§ **SUPPLIED INFORMATION**:
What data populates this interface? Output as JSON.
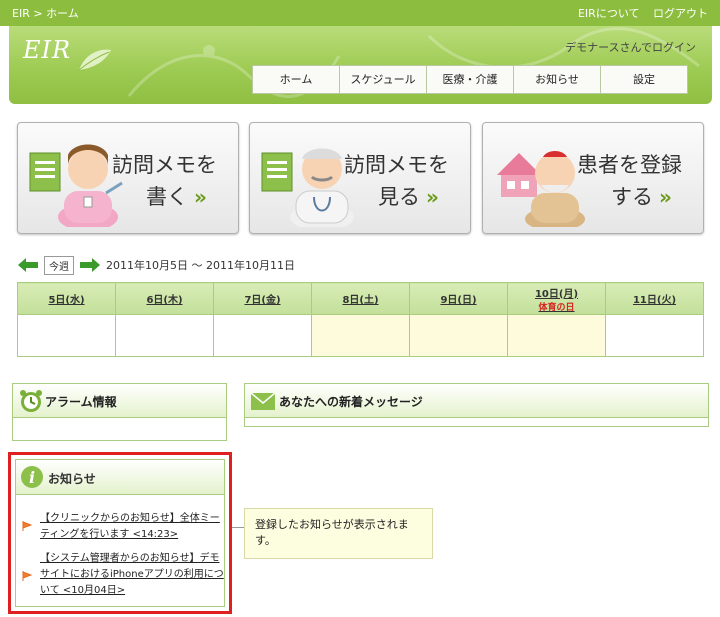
{
  "topbar": {
    "breadcrumb_root": "EIR",
    "breadcrumb_sep": ">",
    "breadcrumb_current": "ホーム",
    "about_label": "EIRについて",
    "logout_label": "ログアウト"
  },
  "header": {
    "logo_text": "EIR",
    "user_text": "デモナースさんでログイン",
    "nav": [
      "ホーム",
      "スケジュール",
      "医療・介護",
      "お知らせ",
      "設定"
    ]
  },
  "big_buttons": [
    {
      "line1": "訪問メモを",
      "line2": "書く",
      "arrow": "»"
    },
    {
      "line1": "訪問メモを",
      "line2": "見る",
      "arrow": "»"
    },
    {
      "line1": "患者を登録",
      "line2": "する",
      "arrow": "»"
    }
  ],
  "week": {
    "this_week_label": "今週",
    "range": "2011年10月5日 〜 2011年10月11日"
  },
  "calendar": {
    "days": [
      {
        "label": "5日(水)",
        "holiday": ""
      },
      {
        "label": "6日(木)",
        "holiday": ""
      },
      {
        "label": "7日(金)",
        "holiday": ""
      },
      {
        "label": "8日(土)",
        "holiday": ""
      },
      {
        "label": "9日(日)",
        "holiday": ""
      },
      {
        "label": "10日(月)",
        "holiday": "体育の日"
      },
      {
        "label": "11日(火)",
        "holiday": ""
      }
    ]
  },
  "alarm": {
    "title": "アラーム情報"
  },
  "messages": {
    "title": "あなたへの新着メッセージ"
  },
  "news": {
    "title": "お知らせ",
    "items": [
      "【クリニックからのお知らせ】全体ミーティングを行います <14:23>",
      "【システム管理者からのお知らせ】デモサイトにおけるiPhoneアプリの利用について <10月04日>"
    ]
  },
  "callout": {
    "text": "登録したお知らせが表示されます。"
  },
  "colors": {
    "accent": "#8dbd3f",
    "highlight_border": "#e02020",
    "holiday": "#d82020"
  }
}
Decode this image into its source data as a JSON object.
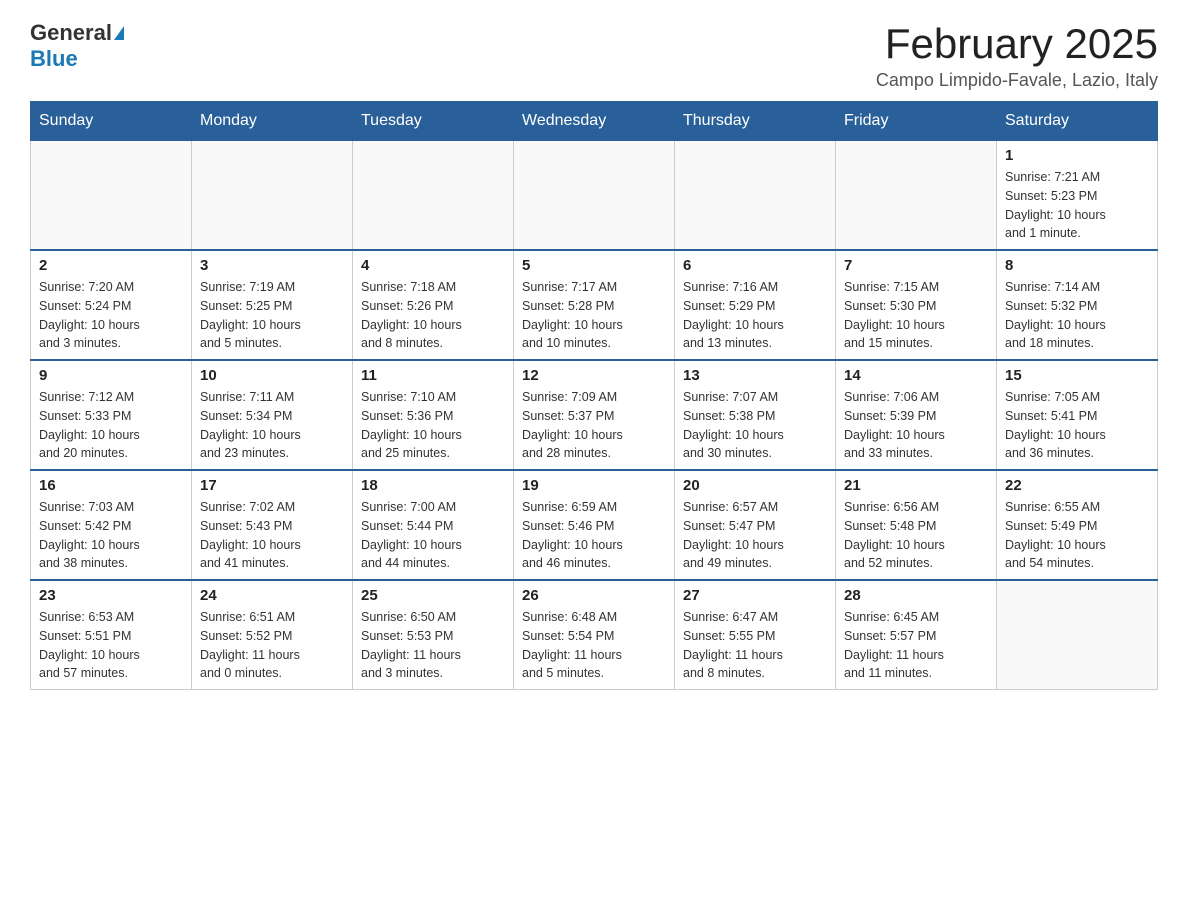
{
  "logo": {
    "general": "General",
    "blue": "Blue"
  },
  "title": "February 2025",
  "subtitle": "Campo Limpido-Favale, Lazio, Italy",
  "days_header": [
    "Sunday",
    "Monday",
    "Tuesday",
    "Wednesday",
    "Thursday",
    "Friday",
    "Saturday"
  ],
  "weeks": [
    [
      {
        "day": "",
        "info": ""
      },
      {
        "day": "",
        "info": ""
      },
      {
        "day": "",
        "info": ""
      },
      {
        "day": "",
        "info": ""
      },
      {
        "day": "",
        "info": ""
      },
      {
        "day": "",
        "info": ""
      },
      {
        "day": "1",
        "info": "Sunrise: 7:21 AM\nSunset: 5:23 PM\nDaylight: 10 hours\nand 1 minute."
      }
    ],
    [
      {
        "day": "2",
        "info": "Sunrise: 7:20 AM\nSunset: 5:24 PM\nDaylight: 10 hours\nand 3 minutes."
      },
      {
        "day": "3",
        "info": "Sunrise: 7:19 AM\nSunset: 5:25 PM\nDaylight: 10 hours\nand 5 minutes."
      },
      {
        "day": "4",
        "info": "Sunrise: 7:18 AM\nSunset: 5:26 PM\nDaylight: 10 hours\nand 8 minutes."
      },
      {
        "day": "5",
        "info": "Sunrise: 7:17 AM\nSunset: 5:28 PM\nDaylight: 10 hours\nand 10 minutes."
      },
      {
        "day": "6",
        "info": "Sunrise: 7:16 AM\nSunset: 5:29 PM\nDaylight: 10 hours\nand 13 minutes."
      },
      {
        "day": "7",
        "info": "Sunrise: 7:15 AM\nSunset: 5:30 PM\nDaylight: 10 hours\nand 15 minutes."
      },
      {
        "day": "8",
        "info": "Sunrise: 7:14 AM\nSunset: 5:32 PM\nDaylight: 10 hours\nand 18 minutes."
      }
    ],
    [
      {
        "day": "9",
        "info": "Sunrise: 7:12 AM\nSunset: 5:33 PM\nDaylight: 10 hours\nand 20 minutes."
      },
      {
        "day": "10",
        "info": "Sunrise: 7:11 AM\nSunset: 5:34 PM\nDaylight: 10 hours\nand 23 minutes."
      },
      {
        "day": "11",
        "info": "Sunrise: 7:10 AM\nSunset: 5:36 PM\nDaylight: 10 hours\nand 25 minutes."
      },
      {
        "day": "12",
        "info": "Sunrise: 7:09 AM\nSunset: 5:37 PM\nDaylight: 10 hours\nand 28 minutes."
      },
      {
        "day": "13",
        "info": "Sunrise: 7:07 AM\nSunset: 5:38 PM\nDaylight: 10 hours\nand 30 minutes."
      },
      {
        "day": "14",
        "info": "Sunrise: 7:06 AM\nSunset: 5:39 PM\nDaylight: 10 hours\nand 33 minutes."
      },
      {
        "day": "15",
        "info": "Sunrise: 7:05 AM\nSunset: 5:41 PM\nDaylight: 10 hours\nand 36 minutes."
      }
    ],
    [
      {
        "day": "16",
        "info": "Sunrise: 7:03 AM\nSunset: 5:42 PM\nDaylight: 10 hours\nand 38 minutes."
      },
      {
        "day": "17",
        "info": "Sunrise: 7:02 AM\nSunset: 5:43 PM\nDaylight: 10 hours\nand 41 minutes."
      },
      {
        "day": "18",
        "info": "Sunrise: 7:00 AM\nSunset: 5:44 PM\nDaylight: 10 hours\nand 44 minutes."
      },
      {
        "day": "19",
        "info": "Sunrise: 6:59 AM\nSunset: 5:46 PM\nDaylight: 10 hours\nand 46 minutes."
      },
      {
        "day": "20",
        "info": "Sunrise: 6:57 AM\nSunset: 5:47 PM\nDaylight: 10 hours\nand 49 minutes."
      },
      {
        "day": "21",
        "info": "Sunrise: 6:56 AM\nSunset: 5:48 PM\nDaylight: 10 hours\nand 52 minutes."
      },
      {
        "day": "22",
        "info": "Sunrise: 6:55 AM\nSunset: 5:49 PM\nDaylight: 10 hours\nand 54 minutes."
      }
    ],
    [
      {
        "day": "23",
        "info": "Sunrise: 6:53 AM\nSunset: 5:51 PM\nDaylight: 10 hours\nand 57 minutes."
      },
      {
        "day": "24",
        "info": "Sunrise: 6:51 AM\nSunset: 5:52 PM\nDaylight: 11 hours\nand 0 minutes."
      },
      {
        "day": "25",
        "info": "Sunrise: 6:50 AM\nSunset: 5:53 PM\nDaylight: 11 hours\nand 3 minutes."
      },
      {
        "day": "26",
        "info": "Sunrise: 6:48 AM\nSunset: 5:54 PM\nDaylight: 11 hours\nand 5 minutes."
      },
      {
        "day": "27",
        "info": "Sunrise: 6:47 AM\nSunset: 5:55 PM\nDaylight: 11 hours\nand 8 minutes."
      },
      {
        "day": "28",
        "info": "Sunrise: 6:45 AM\nSunset: 5:57 PM\nDaylight: 11 hours\nand 11 minutes."
      },
      {
        "day": "",
        "info": ""
      }
    ]
  ]
}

§ **STATED PROBLEM**:
In the records above, locate every line with the string "data" and copy it.

§ **FULL SOLUTION**:
What data populates this interface? Output as JSON.
Decode this image into its source data as a JSON object.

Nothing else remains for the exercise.